(Part of a data file)

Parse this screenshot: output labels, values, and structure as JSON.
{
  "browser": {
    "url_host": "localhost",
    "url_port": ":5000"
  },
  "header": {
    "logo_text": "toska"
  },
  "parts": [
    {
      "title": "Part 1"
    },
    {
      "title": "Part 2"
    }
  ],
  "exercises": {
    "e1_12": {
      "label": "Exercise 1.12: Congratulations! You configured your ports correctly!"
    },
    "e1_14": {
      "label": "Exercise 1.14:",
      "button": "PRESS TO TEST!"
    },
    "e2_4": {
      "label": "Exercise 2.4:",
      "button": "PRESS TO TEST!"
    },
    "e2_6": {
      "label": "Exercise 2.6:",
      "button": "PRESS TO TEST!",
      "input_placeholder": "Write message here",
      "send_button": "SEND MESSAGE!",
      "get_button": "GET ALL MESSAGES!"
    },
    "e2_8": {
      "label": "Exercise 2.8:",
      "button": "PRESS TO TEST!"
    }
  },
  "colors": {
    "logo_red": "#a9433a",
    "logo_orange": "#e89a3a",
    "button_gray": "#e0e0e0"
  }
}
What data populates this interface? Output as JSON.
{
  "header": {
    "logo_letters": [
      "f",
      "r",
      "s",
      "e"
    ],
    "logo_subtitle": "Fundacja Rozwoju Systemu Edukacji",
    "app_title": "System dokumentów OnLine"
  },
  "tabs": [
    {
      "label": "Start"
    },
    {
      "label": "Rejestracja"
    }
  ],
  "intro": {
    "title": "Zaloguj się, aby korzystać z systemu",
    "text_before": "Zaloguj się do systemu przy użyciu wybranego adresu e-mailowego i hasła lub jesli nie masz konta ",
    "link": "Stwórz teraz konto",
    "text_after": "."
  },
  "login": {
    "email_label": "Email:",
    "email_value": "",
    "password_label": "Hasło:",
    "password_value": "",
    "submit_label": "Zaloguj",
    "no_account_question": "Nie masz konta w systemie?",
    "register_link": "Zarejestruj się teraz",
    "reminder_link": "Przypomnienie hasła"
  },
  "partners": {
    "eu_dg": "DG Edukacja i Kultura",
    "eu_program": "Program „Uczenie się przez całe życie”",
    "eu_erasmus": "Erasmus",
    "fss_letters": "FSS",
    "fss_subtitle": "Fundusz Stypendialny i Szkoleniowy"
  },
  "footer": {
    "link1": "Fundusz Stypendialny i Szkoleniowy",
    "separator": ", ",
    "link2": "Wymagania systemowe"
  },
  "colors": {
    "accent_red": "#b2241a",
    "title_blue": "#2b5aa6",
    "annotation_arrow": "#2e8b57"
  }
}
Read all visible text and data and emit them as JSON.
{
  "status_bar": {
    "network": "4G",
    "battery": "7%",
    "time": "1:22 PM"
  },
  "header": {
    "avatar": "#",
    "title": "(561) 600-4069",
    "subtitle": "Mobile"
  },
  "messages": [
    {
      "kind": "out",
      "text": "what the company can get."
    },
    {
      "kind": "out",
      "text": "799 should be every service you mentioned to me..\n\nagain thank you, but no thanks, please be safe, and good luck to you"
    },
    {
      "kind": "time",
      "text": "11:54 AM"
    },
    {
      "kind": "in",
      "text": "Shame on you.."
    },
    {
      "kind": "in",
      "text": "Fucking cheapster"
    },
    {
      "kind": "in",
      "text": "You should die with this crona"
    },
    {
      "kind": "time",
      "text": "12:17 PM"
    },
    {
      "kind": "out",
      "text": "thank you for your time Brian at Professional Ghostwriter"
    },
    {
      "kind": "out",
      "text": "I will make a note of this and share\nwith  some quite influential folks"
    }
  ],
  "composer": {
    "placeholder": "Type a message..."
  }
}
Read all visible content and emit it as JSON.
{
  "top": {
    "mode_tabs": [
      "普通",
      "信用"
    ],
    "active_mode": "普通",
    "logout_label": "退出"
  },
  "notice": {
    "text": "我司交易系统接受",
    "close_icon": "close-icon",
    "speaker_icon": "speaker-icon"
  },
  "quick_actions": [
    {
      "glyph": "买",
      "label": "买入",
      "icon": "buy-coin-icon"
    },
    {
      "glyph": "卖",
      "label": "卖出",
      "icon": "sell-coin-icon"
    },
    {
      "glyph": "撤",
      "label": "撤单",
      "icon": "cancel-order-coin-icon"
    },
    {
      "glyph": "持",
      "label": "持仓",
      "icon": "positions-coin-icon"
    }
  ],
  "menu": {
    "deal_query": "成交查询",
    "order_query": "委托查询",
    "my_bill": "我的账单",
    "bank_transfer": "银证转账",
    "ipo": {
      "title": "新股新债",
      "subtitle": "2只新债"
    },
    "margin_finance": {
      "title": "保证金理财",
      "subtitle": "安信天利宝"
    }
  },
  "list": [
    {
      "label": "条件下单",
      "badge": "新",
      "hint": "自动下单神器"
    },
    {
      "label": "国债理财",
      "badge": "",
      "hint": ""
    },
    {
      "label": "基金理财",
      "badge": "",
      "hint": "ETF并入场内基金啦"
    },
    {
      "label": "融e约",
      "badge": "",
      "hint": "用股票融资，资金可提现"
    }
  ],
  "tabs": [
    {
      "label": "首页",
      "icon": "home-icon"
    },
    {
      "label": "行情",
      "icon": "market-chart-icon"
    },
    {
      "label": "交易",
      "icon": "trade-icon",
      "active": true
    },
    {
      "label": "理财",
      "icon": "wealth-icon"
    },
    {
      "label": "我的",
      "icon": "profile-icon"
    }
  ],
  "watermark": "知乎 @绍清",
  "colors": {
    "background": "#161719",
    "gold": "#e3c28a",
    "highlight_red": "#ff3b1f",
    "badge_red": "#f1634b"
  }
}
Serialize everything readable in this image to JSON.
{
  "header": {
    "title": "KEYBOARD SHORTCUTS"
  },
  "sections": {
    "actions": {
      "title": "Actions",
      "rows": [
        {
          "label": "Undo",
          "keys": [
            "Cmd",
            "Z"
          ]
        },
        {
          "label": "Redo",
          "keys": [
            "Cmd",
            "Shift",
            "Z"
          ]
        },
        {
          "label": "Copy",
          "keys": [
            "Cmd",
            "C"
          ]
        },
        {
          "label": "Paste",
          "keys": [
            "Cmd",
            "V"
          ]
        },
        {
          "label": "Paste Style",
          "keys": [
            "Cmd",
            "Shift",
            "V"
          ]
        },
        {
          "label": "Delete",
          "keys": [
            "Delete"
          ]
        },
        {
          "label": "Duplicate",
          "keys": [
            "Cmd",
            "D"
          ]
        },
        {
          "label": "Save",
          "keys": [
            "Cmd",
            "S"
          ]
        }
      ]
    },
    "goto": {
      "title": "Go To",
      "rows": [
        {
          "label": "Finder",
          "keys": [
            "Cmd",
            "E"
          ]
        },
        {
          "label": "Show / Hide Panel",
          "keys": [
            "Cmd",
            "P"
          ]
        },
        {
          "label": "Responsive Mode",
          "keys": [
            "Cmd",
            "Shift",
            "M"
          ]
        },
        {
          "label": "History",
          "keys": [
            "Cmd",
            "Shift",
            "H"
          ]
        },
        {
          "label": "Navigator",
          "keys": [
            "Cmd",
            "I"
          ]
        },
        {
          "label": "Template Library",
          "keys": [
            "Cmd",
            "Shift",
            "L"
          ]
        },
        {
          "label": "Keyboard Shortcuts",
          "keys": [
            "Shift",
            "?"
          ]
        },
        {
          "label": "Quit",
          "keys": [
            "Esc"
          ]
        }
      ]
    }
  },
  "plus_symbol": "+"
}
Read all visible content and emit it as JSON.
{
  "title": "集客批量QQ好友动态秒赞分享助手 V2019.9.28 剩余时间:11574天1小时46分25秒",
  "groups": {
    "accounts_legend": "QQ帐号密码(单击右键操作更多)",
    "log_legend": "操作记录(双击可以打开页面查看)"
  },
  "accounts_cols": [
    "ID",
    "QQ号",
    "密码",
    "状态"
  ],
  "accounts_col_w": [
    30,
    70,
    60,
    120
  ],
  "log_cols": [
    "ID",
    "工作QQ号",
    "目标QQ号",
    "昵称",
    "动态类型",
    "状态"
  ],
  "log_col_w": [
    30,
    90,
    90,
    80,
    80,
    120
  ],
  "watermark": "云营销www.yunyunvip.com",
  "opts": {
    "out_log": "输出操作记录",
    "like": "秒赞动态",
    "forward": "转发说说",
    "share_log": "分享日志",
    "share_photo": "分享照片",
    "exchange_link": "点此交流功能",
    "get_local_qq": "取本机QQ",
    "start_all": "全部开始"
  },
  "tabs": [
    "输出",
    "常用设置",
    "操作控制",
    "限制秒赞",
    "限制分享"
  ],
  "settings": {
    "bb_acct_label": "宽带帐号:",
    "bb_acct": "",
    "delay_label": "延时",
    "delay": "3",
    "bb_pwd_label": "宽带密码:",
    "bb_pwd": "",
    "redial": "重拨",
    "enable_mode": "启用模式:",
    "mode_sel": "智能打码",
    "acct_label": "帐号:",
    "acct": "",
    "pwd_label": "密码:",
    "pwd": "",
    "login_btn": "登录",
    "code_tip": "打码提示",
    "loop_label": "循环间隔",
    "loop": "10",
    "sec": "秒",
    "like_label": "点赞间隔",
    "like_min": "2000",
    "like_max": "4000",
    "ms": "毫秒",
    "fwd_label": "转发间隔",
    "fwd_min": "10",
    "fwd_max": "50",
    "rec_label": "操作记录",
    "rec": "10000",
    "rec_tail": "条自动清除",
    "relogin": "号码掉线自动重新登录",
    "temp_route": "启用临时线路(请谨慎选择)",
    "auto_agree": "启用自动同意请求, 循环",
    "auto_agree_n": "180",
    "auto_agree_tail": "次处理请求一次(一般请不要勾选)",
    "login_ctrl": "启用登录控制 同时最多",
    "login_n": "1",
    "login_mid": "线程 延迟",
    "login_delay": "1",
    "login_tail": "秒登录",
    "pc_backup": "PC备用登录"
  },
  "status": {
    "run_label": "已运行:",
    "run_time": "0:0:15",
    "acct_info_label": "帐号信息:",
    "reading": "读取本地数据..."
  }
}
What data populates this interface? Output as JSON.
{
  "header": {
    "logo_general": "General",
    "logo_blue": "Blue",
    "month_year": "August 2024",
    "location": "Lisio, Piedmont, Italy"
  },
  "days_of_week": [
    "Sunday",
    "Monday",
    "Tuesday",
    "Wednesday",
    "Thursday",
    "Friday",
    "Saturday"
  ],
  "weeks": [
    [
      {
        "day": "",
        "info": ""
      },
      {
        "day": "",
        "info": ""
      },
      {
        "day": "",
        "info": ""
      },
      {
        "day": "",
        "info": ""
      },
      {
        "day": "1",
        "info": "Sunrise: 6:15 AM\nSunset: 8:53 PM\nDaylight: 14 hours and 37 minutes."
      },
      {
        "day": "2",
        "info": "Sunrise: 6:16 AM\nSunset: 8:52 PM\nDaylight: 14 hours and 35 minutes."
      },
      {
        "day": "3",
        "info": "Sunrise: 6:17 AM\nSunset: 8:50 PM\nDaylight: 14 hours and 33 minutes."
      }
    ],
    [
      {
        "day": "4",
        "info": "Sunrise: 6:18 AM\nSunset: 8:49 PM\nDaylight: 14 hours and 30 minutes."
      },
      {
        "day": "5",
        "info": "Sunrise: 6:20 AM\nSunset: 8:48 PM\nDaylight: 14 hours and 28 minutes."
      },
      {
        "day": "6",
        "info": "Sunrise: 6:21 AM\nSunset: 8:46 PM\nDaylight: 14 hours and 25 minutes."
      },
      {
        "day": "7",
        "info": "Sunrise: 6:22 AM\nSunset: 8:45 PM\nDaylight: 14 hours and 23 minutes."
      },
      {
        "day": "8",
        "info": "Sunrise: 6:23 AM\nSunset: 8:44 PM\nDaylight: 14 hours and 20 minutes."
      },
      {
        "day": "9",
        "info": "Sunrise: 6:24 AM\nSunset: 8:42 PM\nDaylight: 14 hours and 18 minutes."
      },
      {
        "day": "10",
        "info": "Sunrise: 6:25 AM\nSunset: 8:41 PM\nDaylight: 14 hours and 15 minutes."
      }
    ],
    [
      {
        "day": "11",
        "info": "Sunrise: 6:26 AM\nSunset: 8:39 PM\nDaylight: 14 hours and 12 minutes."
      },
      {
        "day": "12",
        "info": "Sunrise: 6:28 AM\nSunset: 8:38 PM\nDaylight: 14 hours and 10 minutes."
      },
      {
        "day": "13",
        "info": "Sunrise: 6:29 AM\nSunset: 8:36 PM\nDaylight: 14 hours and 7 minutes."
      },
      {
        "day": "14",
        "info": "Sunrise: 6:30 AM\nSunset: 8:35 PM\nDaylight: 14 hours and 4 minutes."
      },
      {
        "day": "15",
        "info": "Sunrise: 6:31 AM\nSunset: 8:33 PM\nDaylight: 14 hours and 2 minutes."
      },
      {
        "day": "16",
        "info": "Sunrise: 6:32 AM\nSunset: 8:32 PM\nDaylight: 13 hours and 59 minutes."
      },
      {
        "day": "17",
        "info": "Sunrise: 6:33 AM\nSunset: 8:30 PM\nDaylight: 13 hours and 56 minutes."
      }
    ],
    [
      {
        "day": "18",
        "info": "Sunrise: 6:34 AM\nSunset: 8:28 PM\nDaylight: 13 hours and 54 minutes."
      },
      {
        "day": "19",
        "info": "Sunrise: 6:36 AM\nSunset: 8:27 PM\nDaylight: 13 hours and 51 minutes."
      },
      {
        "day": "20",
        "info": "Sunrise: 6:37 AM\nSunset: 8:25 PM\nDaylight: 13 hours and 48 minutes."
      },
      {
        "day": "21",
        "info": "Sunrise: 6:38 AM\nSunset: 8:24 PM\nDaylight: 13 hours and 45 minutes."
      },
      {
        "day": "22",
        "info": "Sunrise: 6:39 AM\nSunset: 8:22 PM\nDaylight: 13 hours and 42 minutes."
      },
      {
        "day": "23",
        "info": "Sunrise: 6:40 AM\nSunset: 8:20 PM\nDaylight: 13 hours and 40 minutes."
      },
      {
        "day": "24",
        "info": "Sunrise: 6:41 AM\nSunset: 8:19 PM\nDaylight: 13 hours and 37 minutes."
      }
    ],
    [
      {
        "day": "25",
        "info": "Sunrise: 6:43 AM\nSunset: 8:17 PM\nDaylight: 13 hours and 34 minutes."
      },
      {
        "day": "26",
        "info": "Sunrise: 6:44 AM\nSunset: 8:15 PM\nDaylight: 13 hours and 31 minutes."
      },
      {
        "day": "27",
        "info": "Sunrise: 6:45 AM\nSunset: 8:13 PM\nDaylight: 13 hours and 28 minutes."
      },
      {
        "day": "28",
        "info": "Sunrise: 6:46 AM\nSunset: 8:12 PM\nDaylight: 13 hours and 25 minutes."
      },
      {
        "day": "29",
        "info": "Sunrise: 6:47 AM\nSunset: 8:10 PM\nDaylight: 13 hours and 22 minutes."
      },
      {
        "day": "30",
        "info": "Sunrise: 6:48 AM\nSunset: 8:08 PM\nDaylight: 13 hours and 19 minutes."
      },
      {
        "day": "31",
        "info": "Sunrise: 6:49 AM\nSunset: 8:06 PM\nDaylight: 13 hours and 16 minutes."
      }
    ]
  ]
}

**What you are asked to do:** Show every line in the records above that contains the word "watermark".

**Final answer:**
  "watermark": "知乎 @绍清",
  "watermark": "云营销www.yunyunvip.com",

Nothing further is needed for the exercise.